Count the lines containing "Schießgebiet". Give the number alone.

[start of Data rows]

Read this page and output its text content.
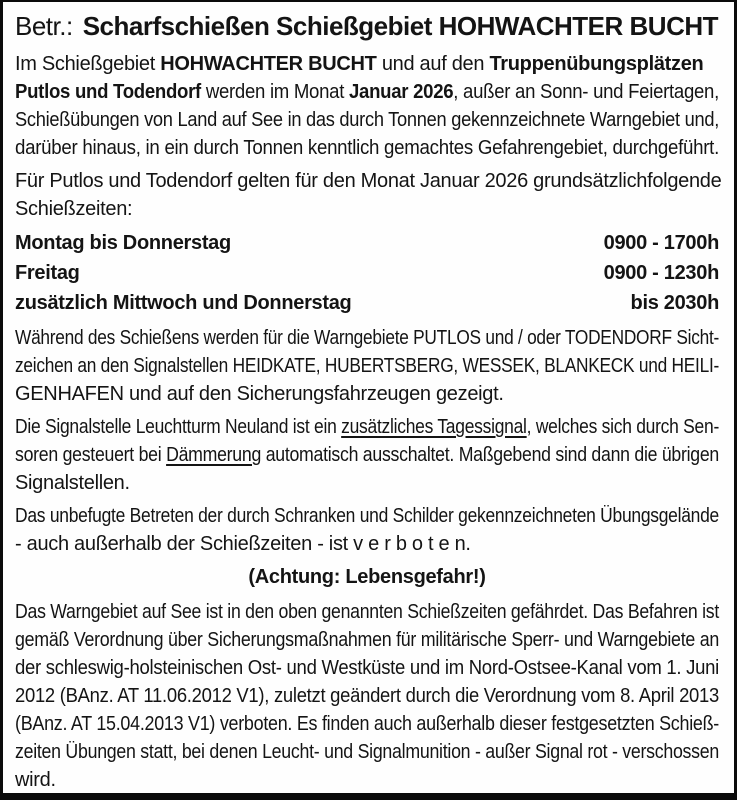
Betr.: Scharfschießen Schießgebiet HOHWACHTER BUCHT
Im Schießgebiet HOHWACHTER BUCHT und auf den Truppenübungsplätzen
Putlos und Todendorf werden im Monat Januar 2026, außer an Sonn- und Feiertagen,
Schießübungen von Land auf See in das durch Tonnen gekennzeichnete Warngebiet und,
darüber hinaus, in ein durch Tonnen kenntlich gemachtes Gefahrengebiet, durchgeführt.
Für Putlos und Todendorf gelten für den Monat Januar 2026 grundsätzlich folgende
Schießzeiten:
Montag bis Donnerstag	0900 - 1700h
Freitag	0900 - 1230h
zusätzlich Mittwoch und Donnerstag	bis 2030h
Während des Schießens werden für die Warngebiete PUTLOS und / oder TODENDORF Sicht-
zeichen an den Signalstellen HEIDKATE, HUBERTSBERG, WESSEK, BLANKECK und HEILI-
GENHAFEN und auf den Sicherungsfahrzeugen gezeigt.
Die Signalstelle Leuchtturm Neuland ist ein zusätzliches Tagessignal, welches sich durch Sen-
soren gesteuert bei Dämmerung automatisch ausschaltet. Maßgebend sind dann die übrigen
Signalstellen.
Das unbefugte Betreten der durch Schranken und Schilder gekennzeichneten Übungsgelände
- auch außerhalb der Schießzeiten - ist v e r b o t e n.
(Achtung: Lebensgefahr!)
Das Warngebiet auf See ist in den oben genannten Schießzeiten gefährdet. Das Befahren ist
gemäß Verordnung über Sicherungsmaßnahmen für militärische Sperr- und Warngebiete an
der schleswig-holsteinischen Ost- und Westküste und im Nord-Ostsee-Kanal vom 1. Juni
2012 (BAnz. AT 11.06.2012 V1), zuletzt geändert durch die Verordnung vom 8. April 2013
(BAnz. AT 15.04.2013 V1) verboten. Es finden auch außerhalb dieser festgesetzten Schieß-
zeiten Übungen statt, bei denen Leucht- und Signalmunition - außer Signal rot - verschossen
wird.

[end of Data rows]

** Solution to this problem **
2